= Given records =
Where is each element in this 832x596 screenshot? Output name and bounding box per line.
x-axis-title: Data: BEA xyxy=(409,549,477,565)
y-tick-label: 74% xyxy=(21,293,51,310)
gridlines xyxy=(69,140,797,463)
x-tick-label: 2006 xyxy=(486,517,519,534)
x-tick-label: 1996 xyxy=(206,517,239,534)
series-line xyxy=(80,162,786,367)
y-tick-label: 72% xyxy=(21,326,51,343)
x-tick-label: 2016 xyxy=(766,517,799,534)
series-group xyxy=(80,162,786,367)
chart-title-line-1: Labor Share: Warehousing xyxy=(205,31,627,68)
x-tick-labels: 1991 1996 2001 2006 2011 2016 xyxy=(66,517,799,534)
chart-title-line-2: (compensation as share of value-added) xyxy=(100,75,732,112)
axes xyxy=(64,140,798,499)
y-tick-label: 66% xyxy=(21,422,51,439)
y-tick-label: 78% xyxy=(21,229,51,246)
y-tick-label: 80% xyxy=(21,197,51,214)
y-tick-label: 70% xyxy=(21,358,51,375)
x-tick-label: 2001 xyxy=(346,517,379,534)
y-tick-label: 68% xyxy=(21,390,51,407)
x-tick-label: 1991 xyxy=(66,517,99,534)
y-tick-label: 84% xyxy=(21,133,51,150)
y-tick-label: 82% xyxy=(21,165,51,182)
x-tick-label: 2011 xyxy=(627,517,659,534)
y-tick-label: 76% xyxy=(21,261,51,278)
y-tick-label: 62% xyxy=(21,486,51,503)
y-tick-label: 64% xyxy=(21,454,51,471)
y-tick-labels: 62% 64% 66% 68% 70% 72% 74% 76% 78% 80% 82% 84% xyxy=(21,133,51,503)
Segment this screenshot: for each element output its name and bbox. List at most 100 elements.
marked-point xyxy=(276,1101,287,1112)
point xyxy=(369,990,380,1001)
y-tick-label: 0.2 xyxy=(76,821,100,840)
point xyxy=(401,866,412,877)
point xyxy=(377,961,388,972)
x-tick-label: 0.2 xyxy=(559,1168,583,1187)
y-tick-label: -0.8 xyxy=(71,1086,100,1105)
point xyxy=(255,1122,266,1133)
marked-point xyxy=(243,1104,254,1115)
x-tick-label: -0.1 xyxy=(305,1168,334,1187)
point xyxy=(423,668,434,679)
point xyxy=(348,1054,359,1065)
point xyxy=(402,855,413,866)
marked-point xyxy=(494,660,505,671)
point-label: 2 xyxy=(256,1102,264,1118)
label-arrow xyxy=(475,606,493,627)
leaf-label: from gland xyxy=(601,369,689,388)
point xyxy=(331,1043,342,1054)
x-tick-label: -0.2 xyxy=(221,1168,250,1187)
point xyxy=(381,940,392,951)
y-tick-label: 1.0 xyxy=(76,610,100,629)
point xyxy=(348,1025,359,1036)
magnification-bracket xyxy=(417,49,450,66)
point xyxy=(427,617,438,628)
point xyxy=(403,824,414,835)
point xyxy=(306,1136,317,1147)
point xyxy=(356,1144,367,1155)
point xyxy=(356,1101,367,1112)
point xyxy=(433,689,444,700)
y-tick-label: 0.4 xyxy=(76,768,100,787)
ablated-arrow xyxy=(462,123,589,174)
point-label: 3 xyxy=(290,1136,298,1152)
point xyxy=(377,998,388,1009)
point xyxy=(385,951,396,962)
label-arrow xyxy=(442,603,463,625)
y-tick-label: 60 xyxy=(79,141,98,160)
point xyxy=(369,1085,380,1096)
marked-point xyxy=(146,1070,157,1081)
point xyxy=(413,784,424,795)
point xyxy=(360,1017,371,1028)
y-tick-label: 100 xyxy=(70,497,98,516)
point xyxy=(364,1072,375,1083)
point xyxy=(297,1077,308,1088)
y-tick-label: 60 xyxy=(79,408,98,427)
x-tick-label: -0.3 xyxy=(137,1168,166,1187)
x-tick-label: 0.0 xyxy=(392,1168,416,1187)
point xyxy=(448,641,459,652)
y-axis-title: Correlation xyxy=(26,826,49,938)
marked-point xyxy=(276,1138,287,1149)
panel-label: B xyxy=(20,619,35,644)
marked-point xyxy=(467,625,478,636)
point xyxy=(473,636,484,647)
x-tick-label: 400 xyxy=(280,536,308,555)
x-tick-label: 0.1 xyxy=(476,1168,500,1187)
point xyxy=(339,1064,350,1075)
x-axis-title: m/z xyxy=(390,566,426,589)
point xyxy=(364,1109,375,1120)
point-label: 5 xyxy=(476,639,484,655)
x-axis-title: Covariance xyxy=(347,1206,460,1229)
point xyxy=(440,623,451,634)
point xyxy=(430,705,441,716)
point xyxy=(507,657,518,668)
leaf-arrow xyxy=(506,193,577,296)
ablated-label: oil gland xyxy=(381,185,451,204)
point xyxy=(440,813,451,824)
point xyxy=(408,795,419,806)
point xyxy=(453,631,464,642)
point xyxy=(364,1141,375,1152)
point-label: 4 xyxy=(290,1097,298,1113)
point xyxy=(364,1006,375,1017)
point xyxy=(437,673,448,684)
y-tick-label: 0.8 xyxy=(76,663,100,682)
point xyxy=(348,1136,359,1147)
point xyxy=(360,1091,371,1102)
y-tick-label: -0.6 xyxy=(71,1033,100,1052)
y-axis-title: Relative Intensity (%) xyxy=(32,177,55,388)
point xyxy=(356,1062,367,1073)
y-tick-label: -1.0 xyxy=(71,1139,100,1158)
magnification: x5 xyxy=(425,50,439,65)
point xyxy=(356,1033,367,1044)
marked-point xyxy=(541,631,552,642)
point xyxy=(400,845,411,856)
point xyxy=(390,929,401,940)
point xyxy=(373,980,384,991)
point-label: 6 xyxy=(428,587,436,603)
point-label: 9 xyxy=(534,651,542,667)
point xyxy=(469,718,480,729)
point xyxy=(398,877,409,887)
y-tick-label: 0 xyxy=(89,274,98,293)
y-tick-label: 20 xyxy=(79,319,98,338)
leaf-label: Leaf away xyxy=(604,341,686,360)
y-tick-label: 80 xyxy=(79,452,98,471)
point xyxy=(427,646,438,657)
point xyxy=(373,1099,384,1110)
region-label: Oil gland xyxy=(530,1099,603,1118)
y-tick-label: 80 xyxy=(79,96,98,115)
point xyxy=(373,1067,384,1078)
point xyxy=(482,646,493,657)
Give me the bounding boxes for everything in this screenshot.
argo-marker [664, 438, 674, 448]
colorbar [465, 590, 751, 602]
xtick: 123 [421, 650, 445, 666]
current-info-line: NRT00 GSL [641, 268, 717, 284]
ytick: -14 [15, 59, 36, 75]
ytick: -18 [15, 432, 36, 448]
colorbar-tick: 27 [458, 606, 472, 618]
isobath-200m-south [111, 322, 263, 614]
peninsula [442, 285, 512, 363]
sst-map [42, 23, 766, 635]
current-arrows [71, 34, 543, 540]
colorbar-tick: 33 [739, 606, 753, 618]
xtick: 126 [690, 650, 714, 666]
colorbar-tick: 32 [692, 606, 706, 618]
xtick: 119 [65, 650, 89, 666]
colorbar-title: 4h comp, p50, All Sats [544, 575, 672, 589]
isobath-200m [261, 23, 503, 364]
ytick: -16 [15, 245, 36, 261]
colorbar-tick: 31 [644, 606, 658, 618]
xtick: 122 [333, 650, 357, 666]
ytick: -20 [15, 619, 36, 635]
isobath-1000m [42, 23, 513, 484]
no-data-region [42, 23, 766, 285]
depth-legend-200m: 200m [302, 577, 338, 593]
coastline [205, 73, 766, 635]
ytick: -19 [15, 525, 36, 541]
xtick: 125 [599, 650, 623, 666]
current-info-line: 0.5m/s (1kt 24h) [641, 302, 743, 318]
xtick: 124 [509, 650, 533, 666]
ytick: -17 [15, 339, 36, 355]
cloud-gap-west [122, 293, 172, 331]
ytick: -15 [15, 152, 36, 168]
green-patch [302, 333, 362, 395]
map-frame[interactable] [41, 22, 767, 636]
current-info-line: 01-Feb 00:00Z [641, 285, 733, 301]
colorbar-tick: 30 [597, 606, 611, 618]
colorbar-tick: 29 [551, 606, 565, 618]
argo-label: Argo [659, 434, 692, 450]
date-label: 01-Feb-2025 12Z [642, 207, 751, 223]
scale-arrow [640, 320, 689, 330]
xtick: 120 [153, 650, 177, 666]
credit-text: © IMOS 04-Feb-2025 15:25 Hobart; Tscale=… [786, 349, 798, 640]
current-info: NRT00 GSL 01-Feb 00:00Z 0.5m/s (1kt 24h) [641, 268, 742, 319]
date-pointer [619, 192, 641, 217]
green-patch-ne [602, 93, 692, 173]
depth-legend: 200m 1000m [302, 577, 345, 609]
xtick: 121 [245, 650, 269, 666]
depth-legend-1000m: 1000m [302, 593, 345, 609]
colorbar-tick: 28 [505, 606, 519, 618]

= Exercise objective =
Copy out the entries word for word from their first line through the line containing "y-tick-label: 84% xyxy=(21,133,51,150)", including that line.

= Worked solution =
Where is each element in this 832x596 screenshot? Output name and bounding box per line.
x-axis-title: Data: BEA xyxy=(409,549,477,565)
y-tick-label: 74% xyxy=(21,293,51,310)
gridlines xyxy=(69,140,797,463)
x-tick-label: 2006 xyxy=(486,517,519,534)
x-tick-label: 1996 xyxy=(206,517,239,534)
series-line xyxy=(80,162,786,367)
y-tick-label: 72% xyxy=(21,326,51,343)
x-tick-label: 2016 xyxy=(766,517,799,534)
series-group xyxy=(80,162,786,367)
chart-title-line-1: Labor Share: Warehousing xyxy=(205,31,627,68)
x-tick-labels: 1991 1996 2001 2006 2011 2016 xyxy=(66,517,799,534)
chart-title-line-2: (compensation as share of value-added) xyxy=(100,75,732,112)
axes xyxy=(64,140,798,499)
y-tick-label: 66% xyxy=(21,422,51,439)
y-tick-label: 78% xyxy=(21,229,51,246)
y-tick-label: 80% xyxy=(21,197,51,214)
y-tick-label: 70% xyxy=(21,358,51,375)
x-tick-label: 2001 xyxy=(346,517,379,534)
y-tick-label: 68% xyxy=(21,390,51,407)
x-tick-label: 1991 xyxy=(66,517,99,534)
y-tick-label: 84% xyxy=(21,133,51,150)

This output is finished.